TASK STATEMENT:
The material below should be written out in full and exactly; pictures stay out of the copy.

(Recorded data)
• • • • • • •

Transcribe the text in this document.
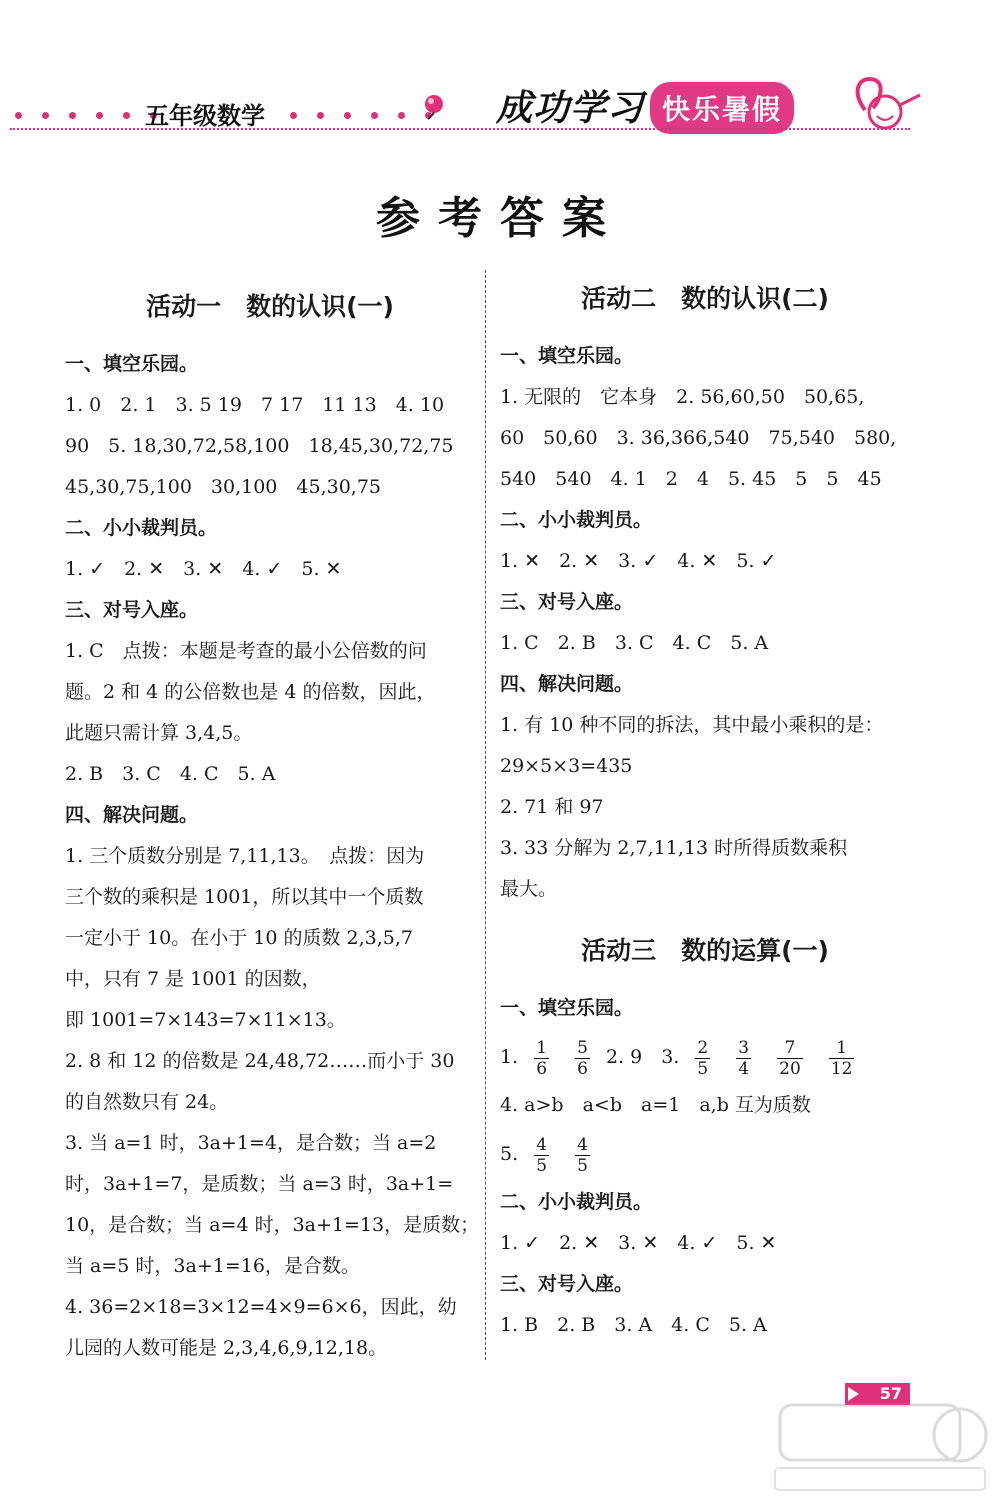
五年级数学	成功学习 快乐暑假
参考答案
活动一　数的认识(一)
一、填空乐园。
1. 0　2. 1　3. 5 19　7 17　11 13　4. 10
90　5. 18,30,72,58,100　18,45,30,72,75
45,30,75,100　30,100　45,30,75
二、小小裁判员。
1. ✓　2. ✕　3. ✕　4. ✓　5. ✕
三、对号入座。
1. C　点拨：本题是考查的最小公倍数的问
题。2 和 4 的公倍数也是 4 的倍数，因此，
此题只需计算 3,4,5。
2. B　3. C　4. C　5. A
四、解决问题。
1. 三个质数分别是 7,11,13。　点拨：因为
三个数的乘积是 1001，所以其中一个质数
一定小于 10。在小于 10 的质数 2,3,5,7
中，只有 7 是 1001 的因数，
即 1001=7×143=7×11×13。
2. 8 和 12 的倍数是 24,48,72……而小于 30
的自然数只有 24。
3. 当 a=1 时，3a+1=4，是合数；当 a=2
时，3a+1=7，是质数；当 a=3 时，3a+1=
10，是合数；当 a=4 时，3a+1=13，是质数；
当 a=5 时，3a+1=16，是合数。
4. 36=2×18=3×12=4×9=6×6，因此，幼
儿园的人数可能是 2,3,4,6,9,12,18。
活动二　数的认识(二)
一、填空乐园。
1. 无限的　它本身　2. 56,60,50　50,65,
60　50,60　3. 36,366,540　75,540　580,
540　540　4. 1　2　4　5. 45　5　5　45
二、小小裁判员。
1. ✕　2. ✕　3. ✓　4. ✕　5. ✓
三、对号入座。
1. C　2. B　3. C　4. C　5. A
四、解决问题。
1. 有 10 种不同的拆法，其中最小乘积的是：
29×5×3=435
2. 71 和 97
3. 33 分解为 2,7,11,13 时所得质数乘积
最大。
活动三　数的运算(一)
一、填空乐园。
1. $\frac{1}{6}$
$\frac{5}{6} 2$. 9　3. $\frac{2}{5}$
$\frac{3}{4}$
$\frac{7}{20}$
$\frac{1}{12}$
4. a>b　a<b　a=1　a,b 互为质数
5. $\frac{4}{5}$
$\frac{4}{5}$
二、小小裁判员。
1. ✓　2. ✕　3. ✕　4. ✓　5. ✕
三、对号入座。
1. B　2. B　3. A　4. C　5. A
57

• • • • • • •

RESULT:
Transcribe the text in this document.
五年级数学	成功学习 快乐暑假
参考答案
活动一　数的认识(一)
一、填空乐园。
1. 0　2. 1　3. 5 19　7 17　11 13　4. 10
90　5. 18,30,72,58,100　18,45,30,72,75
45,30,75,100　30,100　45,30,75
二、小小裁判员。
1. ✓　2. ✕　3. ✕　4. ✓　5. ✕
三、对号入座。
1. C　点拨：本题是考查的最小公倍数的问
题。2 和 4 的公倍数也是 4 的倍数，因此，
此题只需计算 3,4,5。
2. B　3. C　4. C　5. A
四、解决问题。
1. 三个质数分别是 7,11,13。　点拨：因为
三个数的乘积是 1001，所以其中一个质数
一定小于 10。在小于 10 的质数 2,3,5,7
中，只有 7 是 1001 的因数，
即 1001=7×143=7×11×13。
2. 8 和 12 的倍数是 24,48,72……而小于 30
的自然数只有 24。
3. 当 a=1 时，3a+1=4，是合数；当 a=2
时，3a+1=7，是质数；当 a=3 时，3a+1=
10，是合数；当 a=4 时，3a+1=13，是质数；
当 a=5 时，3a+1=16，是合数。
4. 36=2×18=3×12=4×9=6×6，因此，幼
儿园的人数可能是 2,3,4,6,9,12,18。
活动二　数的认识(二)
一、填空乐园。
1. 无限的　它本身　2. 56,60,50　50,65,
60　50,60　3. 36,366,540　75,540　580,
540　540　4. 1　2　4　5. 45　5　5　45
二、小小裁判员。
1. ✕　2. ✕　3. ✓　4. ✕　5. ✓
三、对号入座。
1. C　2. B　3. C　4. C　5. A
四、解决问题。
1. 有 10 种不同的拆法，其中最小乘积的是：
29×5×3=435
2. 71 和 97
3. 33 分解为 2,7,11,13 时所得质数乘积
最大。
活动三　数的运算(一)
一、填空乐园。
1. $\frac{1}{6}$
$\frac{5}{6} 2$. 9　3. $\frac{2}{5}$
$\frac{3}{4}$
$\frac{7}{20}$
$\frac{1}{12}$
4. a>b　a<b　a=1　a,b 互为质数
5. $\frac{4}{5}$
$\frac{4}{5}$
二、小小裁判员。
1. ✓　2. ✕　3. ✕　4. ✓　5. ✕
三、对号入座。
1. B　2. B　3. A　4. C　5. A
57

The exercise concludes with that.